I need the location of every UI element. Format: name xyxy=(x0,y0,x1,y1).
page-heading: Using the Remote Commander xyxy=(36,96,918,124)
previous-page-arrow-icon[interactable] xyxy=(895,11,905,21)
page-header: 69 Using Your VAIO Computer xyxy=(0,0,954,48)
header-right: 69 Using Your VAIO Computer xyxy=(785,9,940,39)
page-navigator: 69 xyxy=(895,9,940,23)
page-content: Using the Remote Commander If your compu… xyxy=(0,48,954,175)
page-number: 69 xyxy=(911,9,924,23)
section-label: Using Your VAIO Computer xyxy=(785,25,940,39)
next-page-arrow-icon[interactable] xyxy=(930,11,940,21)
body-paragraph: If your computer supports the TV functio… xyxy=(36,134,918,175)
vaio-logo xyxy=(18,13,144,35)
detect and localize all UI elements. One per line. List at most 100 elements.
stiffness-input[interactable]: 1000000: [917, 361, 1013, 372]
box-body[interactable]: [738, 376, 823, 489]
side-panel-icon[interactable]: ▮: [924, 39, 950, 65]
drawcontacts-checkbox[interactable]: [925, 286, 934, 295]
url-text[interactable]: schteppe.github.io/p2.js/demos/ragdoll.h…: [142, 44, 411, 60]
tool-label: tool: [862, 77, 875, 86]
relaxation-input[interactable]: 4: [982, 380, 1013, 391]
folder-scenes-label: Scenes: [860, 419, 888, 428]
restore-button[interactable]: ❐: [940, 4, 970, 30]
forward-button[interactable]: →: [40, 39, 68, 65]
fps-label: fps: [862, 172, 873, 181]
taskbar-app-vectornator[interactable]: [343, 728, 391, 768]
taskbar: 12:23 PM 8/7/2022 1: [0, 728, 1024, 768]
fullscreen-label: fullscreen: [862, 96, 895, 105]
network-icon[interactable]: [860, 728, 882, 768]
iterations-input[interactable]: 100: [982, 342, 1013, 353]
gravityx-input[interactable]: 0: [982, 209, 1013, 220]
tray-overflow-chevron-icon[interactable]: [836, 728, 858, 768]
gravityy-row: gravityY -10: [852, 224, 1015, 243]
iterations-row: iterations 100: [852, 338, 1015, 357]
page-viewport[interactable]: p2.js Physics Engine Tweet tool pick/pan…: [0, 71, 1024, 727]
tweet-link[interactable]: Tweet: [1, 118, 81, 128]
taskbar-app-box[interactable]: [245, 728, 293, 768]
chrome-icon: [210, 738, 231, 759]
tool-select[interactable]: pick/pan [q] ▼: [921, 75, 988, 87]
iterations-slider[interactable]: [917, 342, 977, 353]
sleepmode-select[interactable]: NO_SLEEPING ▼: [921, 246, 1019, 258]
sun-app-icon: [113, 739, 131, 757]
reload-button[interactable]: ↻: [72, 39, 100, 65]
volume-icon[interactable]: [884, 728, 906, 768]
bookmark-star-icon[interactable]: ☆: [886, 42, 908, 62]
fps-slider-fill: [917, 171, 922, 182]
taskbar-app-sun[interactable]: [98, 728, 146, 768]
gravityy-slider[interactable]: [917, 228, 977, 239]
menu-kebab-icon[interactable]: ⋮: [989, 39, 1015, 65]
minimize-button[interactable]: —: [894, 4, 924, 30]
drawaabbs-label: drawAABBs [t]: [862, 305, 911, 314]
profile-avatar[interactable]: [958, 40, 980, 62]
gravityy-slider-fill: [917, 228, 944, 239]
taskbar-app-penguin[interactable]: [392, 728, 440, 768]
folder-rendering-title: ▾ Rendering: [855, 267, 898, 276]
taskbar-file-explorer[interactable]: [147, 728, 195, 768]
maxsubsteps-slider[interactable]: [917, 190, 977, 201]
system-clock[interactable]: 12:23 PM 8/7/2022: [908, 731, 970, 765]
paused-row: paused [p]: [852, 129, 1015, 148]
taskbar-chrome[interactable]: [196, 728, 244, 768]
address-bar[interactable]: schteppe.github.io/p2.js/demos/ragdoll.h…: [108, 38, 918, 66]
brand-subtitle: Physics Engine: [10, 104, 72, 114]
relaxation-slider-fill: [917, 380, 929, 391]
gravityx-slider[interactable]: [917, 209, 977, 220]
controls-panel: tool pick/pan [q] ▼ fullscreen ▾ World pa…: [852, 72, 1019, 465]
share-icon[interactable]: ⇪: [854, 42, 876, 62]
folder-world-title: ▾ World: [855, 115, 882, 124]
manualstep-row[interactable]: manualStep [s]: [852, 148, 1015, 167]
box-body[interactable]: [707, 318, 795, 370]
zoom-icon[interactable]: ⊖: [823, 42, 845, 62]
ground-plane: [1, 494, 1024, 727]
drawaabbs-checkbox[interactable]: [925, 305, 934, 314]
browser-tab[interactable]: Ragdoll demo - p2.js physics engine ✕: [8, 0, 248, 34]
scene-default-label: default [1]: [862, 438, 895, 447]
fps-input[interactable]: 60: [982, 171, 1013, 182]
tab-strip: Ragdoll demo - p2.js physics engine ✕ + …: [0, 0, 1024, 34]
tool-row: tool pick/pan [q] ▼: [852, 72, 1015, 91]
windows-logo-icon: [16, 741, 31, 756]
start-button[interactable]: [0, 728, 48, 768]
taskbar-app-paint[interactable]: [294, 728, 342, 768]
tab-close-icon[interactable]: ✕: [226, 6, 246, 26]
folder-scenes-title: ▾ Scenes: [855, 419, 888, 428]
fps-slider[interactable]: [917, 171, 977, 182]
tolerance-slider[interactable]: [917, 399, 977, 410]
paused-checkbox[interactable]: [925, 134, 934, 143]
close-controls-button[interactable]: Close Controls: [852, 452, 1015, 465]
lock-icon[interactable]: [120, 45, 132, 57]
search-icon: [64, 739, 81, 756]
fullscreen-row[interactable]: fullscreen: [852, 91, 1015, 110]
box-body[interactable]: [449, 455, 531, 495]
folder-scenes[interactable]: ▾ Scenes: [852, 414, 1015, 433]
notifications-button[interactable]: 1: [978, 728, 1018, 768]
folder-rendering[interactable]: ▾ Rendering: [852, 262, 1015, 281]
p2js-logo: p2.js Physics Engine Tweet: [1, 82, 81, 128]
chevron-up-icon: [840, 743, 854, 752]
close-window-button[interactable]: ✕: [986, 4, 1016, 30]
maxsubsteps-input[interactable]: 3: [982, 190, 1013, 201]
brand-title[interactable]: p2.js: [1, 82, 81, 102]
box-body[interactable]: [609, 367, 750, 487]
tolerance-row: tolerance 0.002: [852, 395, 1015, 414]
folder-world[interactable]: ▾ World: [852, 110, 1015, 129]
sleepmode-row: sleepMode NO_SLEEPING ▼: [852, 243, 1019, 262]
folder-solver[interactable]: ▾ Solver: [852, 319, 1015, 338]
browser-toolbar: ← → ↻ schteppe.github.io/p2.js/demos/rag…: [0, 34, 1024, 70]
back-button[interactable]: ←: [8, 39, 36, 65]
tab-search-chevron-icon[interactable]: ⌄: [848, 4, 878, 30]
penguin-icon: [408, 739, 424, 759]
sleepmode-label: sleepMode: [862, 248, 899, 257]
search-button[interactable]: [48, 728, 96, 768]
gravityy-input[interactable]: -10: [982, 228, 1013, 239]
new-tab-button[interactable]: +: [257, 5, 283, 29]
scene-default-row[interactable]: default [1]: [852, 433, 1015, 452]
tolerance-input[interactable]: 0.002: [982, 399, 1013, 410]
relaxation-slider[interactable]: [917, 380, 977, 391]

**WORK TO BE COMPLETED:** Can you lay out every line of the data above as a JSON list of strings, one string per line, with blank lines omitted?

**ANSWER:**
[
  "I need the location of every UI element. Format: name xyxy=(x0,y0,x1,y1).",
  "page-heading: Using the Remote Commander xyxy=(36,96,918,124)",
  "previous-page-arrow-icon[interactable] xyxy=(895,11,905,21)",
  "page-header: 69 Using Your VAIO Computer xyxy=(0,0,954,48)",
  "header-right: 69 Using Your VAIO Computer xyxy=(785,9,940,39)",
  "page-navigator: 69 xyxy=(895,9,940,23)",
  "page-content: Using the Remote Commander If your compu… xyxy=(0,48,954,175)",
  "page-number: 69 xyxy=(911,9,924,23)",
  "section-label: Using Your VAIO Computer xyxy=(785,25,940,39)",
  "next-page-arrow-icon[interactable] xyxy=(930,11,940,21)",
  "body-paragraph: If your computer supports the TV functio… xyxy=(36,134,918,175)",
  "vaio-logo xyxy=(18,13,144,35)",
  "detect and localize all UI elements. One per line. List at most 100 elements.",
  "stiffness-input[interactable]: 1000000: [917, 361, 1013, 372]",
  "box-body[interactable]: [738, 376, 823, 489]",
  "side-panel-icon[interactable]: ▮: [924, 39, 950, 65]",
  "drawcontacts-checkbox[interactable]: [925, 286, 934, 295]",
  "url-text[interactable]: schteppe.github.io/p2.js/demos/ragdoll.h…: [142, 44, 411, 60]",
  "tool-label: tool: [862, 77, 875, 86]",
  "relaxation-input[interactable]: 4: [982, 380, 1013, 391]",
  "folder-scenes-label: Scenes: [860, 419, 888, 428]",
  "restore-button[interactable]: ❐: [940, 4, 970, 30]",
  "forward-button[interactable]: →: [40, 39, 68, 65]",
  "fps-label: fps: [862, 172, 873, 181]",
  "taskbar-app-vectornator[interactable]: [343, 728, 391, 768]",
  "taskbar: 12:23 PM 8/7/2022 1: [0, 728, 1024, 768]",
  "fullscreen-label: fullscreen: [862, 96, 895, 105]",
  "network-icon[interactable]: [860, 728, 882, 768]",
  "iterations-input[interactable]: 100: [982, 342, 1013, 353]",
  "gravityx-input[interactable]: 0: [982, 209, 1013, 220]",
  "tray-overflow-chevron-icon[interactable]: [836, 728, 858, 768]",
  "gravityy-row: gravityY -10: [852, 224, 1015, 243]",
  "iterations-row: iterations 100: [852, 338, 1015, 357]",
  "page-viewport[interactable]: p2.js Physics Engine Tweet tool pick/pan…: [0, 71, 1024, 727]",
  "tweet-link[interactable]: Tweet: [1, 118, 81, 128]",
  "taskbar-app-box[interactable]: [245, 728, 293, 768]",
  "chrome-icon: [210, 738, 231, 759]",
  "tool-select[interactable]: pick/pan [q] ▼: [921, 75, 988, 87]",
  "iterations-slider[interactable]: [917, 342, 977, 353]",
  "sleepmode-select[interactable]: NO_SLEEPING ▼: [921, 246, 1019, 258]",
  "sun-app-icon: [113, 739, 131, 757]",
  "reload-button[interactable]: ↻: [72, 39, 100, 65]",
  "volume-icon[interactable]: [884, 728, 906, 768]",
  "bookmark-star-icon[interactable]: ☆: [886, 42, 908, 62]",
  "fps-slider-fill: [917, 171, 922, 182]",
  "taskbar-app-sun[interactable]: [98, 728, 146, 768]",
  "gravityy-slider[interactable]: [917, 228, 977, 239]",
  "menu-kebab-icon[interactable]: ⋮: [989, 39, 1015, 65]",
  "minimize-button[interactable]: —: [894, 4, 924, 30]",
  "drawaabbs-label: drawAABBs [t]: [862, 305, 911, 314]",
  "profile-avatar[interactable]: [958, 40, 980, 62]",
  "gravityy-slider-fill: [917, 228, 944, 239]",
  "taskbar-app-penguin[interactable]: [392, 728, 440, 768]",
  "folder-rendering-title: ▾ Rendering: [855, 267, 898, 276]",
  "taskbar-file-explorer[interactable]: [147, 728, 195, 768]",
  "maxsubsteps-slider[interactable]: [917, 190, 977, 201]",
  "system-clock[interactable]: 12:23 PM 8/7/2022: [908, 731, 970, 765]",
  "paused-row: paused [p]: [852, 129, 1015, 148]",
  "taskbar-chrome[interactable]: [196, 728, 244, 768]",
  "address-bar[interactable]: schteppe.github.io/p2.js/demos/ragdoll.h…: [108, 38, 918, 66]",
  "brand-subtitle: Physics Engine: [10, 104, 72, 114]",
  "relaxation-slider-fill: [917, 380, 929, 391]",
  "gravityx-slider[interactable]: [917, 209, 977, 220]",
  "controls-panel: tool pick/pan [q] ▼ fullscreen ▾ World pa…: [852, 72, 1019, 465]",
  "share-icon[interactable]: ⇪: [854, 42, 876, 62]",
  "folder-world-title: ▾ World: [855, 115, 882, 124]",
  "manualstep-row[interactable]: manualStep [s]: [852, 148, 1015, 167]",
  "box-body[interactable]: [707, 318, 795, 370]",
  "zoom-icon[interactable]: ⊖: [823, 42, 845, 62]",
  "ground-plane: [1, 494, 1024, 727]",
  "drawaabbs-checkbox[interactable]: [925, 305, 934, 314]",
  "browser-tab[interactable]: Ragdoll demo - p2.js physics engine ✕: [8, 0, 248, 34]",
  "scene-default-label: default [1]: [862, 438, 895, 447]",
  "fps-input[interactable]: 60: [982, 171, 1013, 182]",
  "tab-strip: Ragdoll demo - p2.js physics engine ✕ + …: [0, 0, 1024, 34]",
  "tool-row: tool pick/pan [q] ▼: [852, 72, 1015, 91]",
  "windows-logo-icon: [16, 741, 31, 756]",
  "start-button[interactable]: [0, 728, 48, 768]",
  "taskbar-app-paint[interactable]: [294, 728, 342, 768]",
  "tab-close-icon[interactable]: ✕: [226, 6, 246, 26]",
  "folder-scenes-title: ▾ Scenes: [855, 419, 888, 428]",
  "fps-slider[interactable]: [917, 171, 977, 182]",
  "tolerance-slider[interactable]: [917, 399, 977, 410]",
  "paused-checkbox[interactable]: [925, 134, 934, 143]",
  "close-controls-button[interactable]: Close Controls: [852, 452, 1015, 465]",
  "lock-icon[interactable]: [120, 45, 132, 57]",
  "search-icon: [64, 739, 81, 756]",
  "fullscreen-row[interactable]: fullscreen: [852, 91, 1015, 110]",
  "box-body[interactable]: [449, 455, 531, 495]",
  "folder-scenes[interactable]: ▾ Scenes: [852, 414, 1015, 433]",
  "notifications-button[interactable]: 1: [978, 728, 1018, 768]",
  "folder-rendering[interactable]: ▾ Rendering: [852, 262, 1015, 281]",
  "p2js-logo: p2.js Physics Engine Tweet: [1, 82, 81, 128]",
  "chevron-up-icon: [840, 743, 854, 752]",
  "close-window-button[interactable]: ✕: [986, 4, 1016, 30]",
  "maxsubsteps-input[interactable]: 3: [982, 190, 1013, 201]",
  "brand-title[interactable]: p2.js: [1, 82, 81, 102]",
  "box-body[interactable]: [609, 367, 750, 487]",
  "tolerance-row: tolerance 0.002: [852, 395, 1015, 414]",
  "folder-world[interactable]: ▾ World: [852, 110, 1015, 129]",
  "sleepmode-row: sleepMode NO_SLEEPING ▼: [852, 243, 1019, 262]",
  "folder-solver[interactable]: ▾ Solver: [852, 319, 1015, 338]",
  "browser-toolbar: ← → ↻ schteppe.github.io/p2.js/demos/rag…: [0, 34, 1024, 70]",
  "back-button[interactable]: ←: [8, 39, 36, 65]",
  "tab-search-chevron-icon[interactable]: ⌄: [848, 4, 878, 30]",
  "penguin-icon: [408, 739, 424, 759]",
  "sleepmode-label: sleepMode: [862, 248, 899, 257]",
  "search-button[interactable]: [48, 728, 96, 768]",
  "gravityy-input[interactable]: -10: [982, 228, 1013, 239]",
  "new-tab-button[interactable]: +: [257, 5, 283, 29]",
  "scene-default-row[interactable]: default [1]: [852, 433, 1015, 452]",
  "tolerance-input[interactable]: 0.002: [982, 399, 1013, 410]",
  "relaxation-slider[interactable]: [917, 380, 977, 391]"
]